Requirements:
Each line that follows is to be retyped exactly.

============================================================

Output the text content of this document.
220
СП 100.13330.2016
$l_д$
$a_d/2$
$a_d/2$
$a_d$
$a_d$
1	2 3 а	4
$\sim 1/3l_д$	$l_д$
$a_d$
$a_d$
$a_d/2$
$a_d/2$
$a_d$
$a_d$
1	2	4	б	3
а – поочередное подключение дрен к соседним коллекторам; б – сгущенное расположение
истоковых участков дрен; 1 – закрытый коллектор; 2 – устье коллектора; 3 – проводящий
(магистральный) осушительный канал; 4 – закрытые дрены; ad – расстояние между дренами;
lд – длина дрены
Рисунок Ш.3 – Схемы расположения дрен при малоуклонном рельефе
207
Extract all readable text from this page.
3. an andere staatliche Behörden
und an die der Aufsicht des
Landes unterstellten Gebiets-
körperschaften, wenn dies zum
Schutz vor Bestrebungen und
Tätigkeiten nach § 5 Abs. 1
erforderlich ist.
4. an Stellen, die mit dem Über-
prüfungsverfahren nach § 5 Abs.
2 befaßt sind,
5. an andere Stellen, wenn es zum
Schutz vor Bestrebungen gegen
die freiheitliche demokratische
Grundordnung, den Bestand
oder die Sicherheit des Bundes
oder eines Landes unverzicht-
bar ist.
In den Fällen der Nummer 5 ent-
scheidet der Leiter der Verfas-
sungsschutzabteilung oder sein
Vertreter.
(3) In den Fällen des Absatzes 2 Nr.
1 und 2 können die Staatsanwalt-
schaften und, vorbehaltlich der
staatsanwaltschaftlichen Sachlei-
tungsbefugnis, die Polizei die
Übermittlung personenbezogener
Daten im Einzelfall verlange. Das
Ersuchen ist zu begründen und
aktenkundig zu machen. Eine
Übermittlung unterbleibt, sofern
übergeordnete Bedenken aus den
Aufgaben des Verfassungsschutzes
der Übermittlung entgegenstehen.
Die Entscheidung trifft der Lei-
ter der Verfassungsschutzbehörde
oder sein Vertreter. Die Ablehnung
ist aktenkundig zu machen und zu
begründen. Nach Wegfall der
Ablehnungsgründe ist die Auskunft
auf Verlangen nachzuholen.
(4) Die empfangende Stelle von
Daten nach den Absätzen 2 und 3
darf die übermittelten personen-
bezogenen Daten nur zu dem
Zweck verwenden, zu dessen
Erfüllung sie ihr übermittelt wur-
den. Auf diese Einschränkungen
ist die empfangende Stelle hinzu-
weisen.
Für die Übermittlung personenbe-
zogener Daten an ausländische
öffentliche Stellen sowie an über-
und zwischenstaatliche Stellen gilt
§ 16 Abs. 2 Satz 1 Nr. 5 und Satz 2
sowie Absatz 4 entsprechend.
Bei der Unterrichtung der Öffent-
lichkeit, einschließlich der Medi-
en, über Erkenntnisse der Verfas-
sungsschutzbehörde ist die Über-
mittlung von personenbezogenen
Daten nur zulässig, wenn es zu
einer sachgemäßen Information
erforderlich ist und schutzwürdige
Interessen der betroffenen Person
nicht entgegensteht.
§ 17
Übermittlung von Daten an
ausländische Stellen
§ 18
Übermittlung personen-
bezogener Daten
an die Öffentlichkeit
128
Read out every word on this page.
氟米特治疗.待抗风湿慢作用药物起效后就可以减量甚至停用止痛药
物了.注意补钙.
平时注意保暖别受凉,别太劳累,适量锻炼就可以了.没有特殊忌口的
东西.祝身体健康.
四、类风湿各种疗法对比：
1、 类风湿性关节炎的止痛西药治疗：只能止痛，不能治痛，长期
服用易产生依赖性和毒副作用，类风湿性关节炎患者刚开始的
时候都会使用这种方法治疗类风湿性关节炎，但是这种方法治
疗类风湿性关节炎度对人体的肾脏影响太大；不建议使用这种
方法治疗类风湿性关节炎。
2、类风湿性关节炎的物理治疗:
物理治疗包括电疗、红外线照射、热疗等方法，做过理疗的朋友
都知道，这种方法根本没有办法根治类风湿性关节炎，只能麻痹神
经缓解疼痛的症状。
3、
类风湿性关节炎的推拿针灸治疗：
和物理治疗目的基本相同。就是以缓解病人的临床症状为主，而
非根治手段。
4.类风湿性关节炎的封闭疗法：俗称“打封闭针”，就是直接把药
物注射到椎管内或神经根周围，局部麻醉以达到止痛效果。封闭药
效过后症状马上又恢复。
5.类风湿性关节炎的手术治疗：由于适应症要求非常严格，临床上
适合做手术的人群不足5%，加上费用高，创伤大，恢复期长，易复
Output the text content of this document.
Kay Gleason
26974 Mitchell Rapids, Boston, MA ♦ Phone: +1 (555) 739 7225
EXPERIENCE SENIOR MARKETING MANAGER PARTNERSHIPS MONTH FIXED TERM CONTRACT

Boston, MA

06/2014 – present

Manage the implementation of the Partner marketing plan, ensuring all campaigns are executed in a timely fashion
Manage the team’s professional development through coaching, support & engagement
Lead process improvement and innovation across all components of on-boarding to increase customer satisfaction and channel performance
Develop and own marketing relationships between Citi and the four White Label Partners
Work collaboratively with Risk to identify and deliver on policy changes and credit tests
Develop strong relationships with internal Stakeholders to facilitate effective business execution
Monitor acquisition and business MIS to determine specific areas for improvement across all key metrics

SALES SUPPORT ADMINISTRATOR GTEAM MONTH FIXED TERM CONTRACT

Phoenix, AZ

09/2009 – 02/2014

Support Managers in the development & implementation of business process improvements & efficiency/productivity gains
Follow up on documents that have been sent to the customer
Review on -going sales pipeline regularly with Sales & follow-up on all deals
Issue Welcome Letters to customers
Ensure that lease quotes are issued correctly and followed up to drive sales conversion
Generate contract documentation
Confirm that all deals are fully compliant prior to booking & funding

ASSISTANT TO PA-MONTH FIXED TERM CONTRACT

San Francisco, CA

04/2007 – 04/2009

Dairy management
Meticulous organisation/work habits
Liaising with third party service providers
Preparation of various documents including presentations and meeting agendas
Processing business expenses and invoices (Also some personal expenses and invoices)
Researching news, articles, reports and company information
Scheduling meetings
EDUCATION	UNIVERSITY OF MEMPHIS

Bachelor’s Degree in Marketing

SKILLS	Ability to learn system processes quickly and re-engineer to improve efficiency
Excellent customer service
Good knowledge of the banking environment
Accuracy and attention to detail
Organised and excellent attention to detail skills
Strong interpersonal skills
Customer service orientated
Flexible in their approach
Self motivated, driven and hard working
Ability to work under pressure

============================================================

Solved problem:
Output the text content of this document.
220
СП 100.13330.2016
$l_д$
$a_d/2$
$a_d/2$
$a_d$
$a_d$
1	2 3 а	4
$\sim 1/3l_д$	$l_д$
$a_d$
$a_d$
$a_d/2$
$a_d/2$
$a_d$
$a_d$
1	2	4	б	3
а – поочередное подключение дрен к соседним коллекторам; б – сгущенное расположение
истоковых участков дрен; 1 – закрытый коллектор; 2 – устье коллектора; 3 – проводящий
(магистральный) осушительный канал; 4 – закрытые дрены; ad – расстояние между дренами;
lд – длина дрены
Рисунок Ш.3 – Схемы расположения дрен при малоуклонном рельефе
207
Extract all readable text from this page.
3. an andere staatliche Behörden
und an die der Aufsicht des
Landes unterstellten Gebiets-
körperschaften, wenn dies zum
Schutz vor Bestrebungen und
Tätigkeiten nach § 5 Abs. 1
erforderlich ist.
4. an Stellen, die mit dem Über-
prüfungsverfahren nach § 5 Abs.
2 befaßt sind,
5. an andere Stellen, wenn es zum
Schutz vor Bestrebungen gegen
die freiheitliche demokratische
Grundordnung, den Bestand
oder die Sicherheit des Bundes
oder eines Landes unverzicht-
bar ist.
In den Fällen der Nummer 5 ent-
scheidet der Leiter der Verfas-
sungsschutzabteilung oder sein
Vertreter.
(3) In den Fällen des Absatzes 2 Nr.
1 und 2 können die Staatsanwalt-
schaften und, vorbehaltlich der
staatsanwaltschaftlichen Sachlei-
tungsbefugnis, die Polizei die
Übermittlung personenbezogener
Daten im Einzelfall verlange. Das
Ersuchen ist zu begründen und
aktenkundig zu machen. Eine
Übermittlung unterbleibt, sofern
übergeordnete Bedenken aus den
Aufgaben des Verfassungsschutzes
der Übermittlung entgegenstehen.
Die Entscheidung trifft der Lei-
ter der Verfassungsschutzbehörde
oder sein Vertreter. Die Ablehnung
ist aktenkundig zu machen und zu
begründen. Nach Wegfall der
Ablehnungsgründe ist die Auskunft
auf Verlangen nachzuholen.
(4) Die empfangende Stelle von
Daten nach den Absätzen 2 und 3
darf die übermittelten personen-
bezogenen Daten nur zu dem
Zweck verwenden, zu dessen
Erfüllung sie ihr übermittelt wur-
den. Auf diese Einschränkungen
ist die empfangende Stelle hinzu-
weisen.
Für die Übermittlung personenbe-
zogener Daten an ausländische
öffentliche Stellen sowie an über-
und zwischenstaatliche Stellen gilt
§ 16 Abs. 2 Satz 1 Nr. 5 und Satz 2
sowie Absatz 4 entsprechend.
Bei der Unterrichtung der Öffent-
lichkeit, einschließlich der Medi-
en, über Erkenntnisse der Verfas-
sungsschutzbehörde ist die Über-
mittlung von personenbezogenen
Daten nur zulässig, wenn es zu
einer sachgemäßen Information
erforderlich ist und schutzwürdige
Interessen der betroffenen Person
nicht entgegensteht.
§ 17
Übermittlung von Daten an
ausländische Stellen
§ 18
Übermittlung personen-
bezogener Daten
an die Öffentlichkeit
128
Read out every word on this page.
氟米特治疗.待抗风湿慢作用药物起效后就可以减量甚至停用止痛药
物了.注意补钙.
平时注意保暖别受凉,别太劳累,适量锻炼就可以了.没有特殊忌口的
东西.祝身体健康.
四、类风湿各种疗法对比：
1、 类风湿性关节炎的止痛西药治疗：只能止痛，不能治痛，长期
服用易产生依赖性和毒副作用，类风湿性关节炎患者刚开始的
时候都会使用这种方法治疗类风湿性关节炎，但是这种方法治
疗类风湿性关节炎度对人体的肾脏影响太大；不建议使用这种
方法治疗类风湿性关节炎。
2、类风湿性关节炎的物理治疗:
物理治疗包括电疗、红外线照射、热疗等方法，做过理疗的朋友
都知道，这种方法根本没有办法根治类风湿性关节炎，只能麻痹神
经缓解疼痛的症状。
3、
类风湿性关节炎的推拿针灸治疗：
和物理治疗目的基本相同。就是以缓解病人的临床症状为主，而
非根治手段。
4.类风湿性关节炎的封闭疗法：俗称“打封闭针”，就是直接把药
物注射到椎管内或神经根周围，局部麻醉以达到止痛效果。封闭药
效过后症状马上又恢复。
5.类风湿性关节炎的手术治疗：由于适应症要求非常严格，临床上
适合做手术的人群不足5%，加上费用高，创伤大，恢复期长，易复
Output the text content of this document.
Kay Gleason
26974 Mitchell Rapids, Boston, MA ♦ Phone: +1 (555) 739 7225
EXPERIENCE SENIOR MARKETING MANAGER PARTNERSHIPS MONTH FIXED TERM CONTRACT

Boston, MA

06/2014 – present

Manage the implementation of the Partner marketing plan, ensuring all campaigns are executed in a timely fashion
Manage the team’s professional development through coaching, support & engagement
Lead process improvement and innovation across all components of on-boarding to increase customer satisfaction and channel performance
Develop and own marketing relationships between Citi and the four White Label Partners
Work collaboratively with Risk to identify and deliver on policy changes and credit tests
Develop strong relationships with internal Stakeholders to facilitate effective business execution
Monitor acquisition and business MIS to determine specific areas for improvement across all key metrics

SALES SUPPORT ADMINISTRATOR GTEAM MONTH FIXED TERM CONTRACT

Phoenix, AZ

09/2009 – 02/2014

Support Managers in the development & implementation of business process improvements & efficiency/productivity gains
Follow up on documents that have been sent to the customer
Review on -going sales pipeline regularly with Sales & follow-up on all deals
Issue Welcome Letters to customers
Ensure that lease quotes are issued correctly and followed up to drive sales conversion
Generate contract documentation
Confirm that all deals are fully compliant prior to booking & funding

ASSISTANT TO PA-MONTH FIXED TERM CONTRACT

San Francisco, CA

04/2007 – 04/2009

Dairy management
Meticulous organisation/work habits
Liaising with third party service providers
Preparation of various documents including presentations and meeting agendas
Processing business expenses and invoices (Also some personal expenses and invoices)
Researching news, articles, reports and company information
Scheduling meetings
EDUCATION	UNIVERSITY OF MEMPHIS

Bachelor’s Degree in Marketing

SKILLS	Ability to learn system processes quickly and re-engineer to improve efficiency
Excellent customer service
Good knowledge of the banking environment
Accuracy and attention to detail
Organised and excellent attention to detail skills
Strong interpersonal skills
Customer service orientated
Flexible in their approach
Self motivated, driven and hard working
Ability to work under pressure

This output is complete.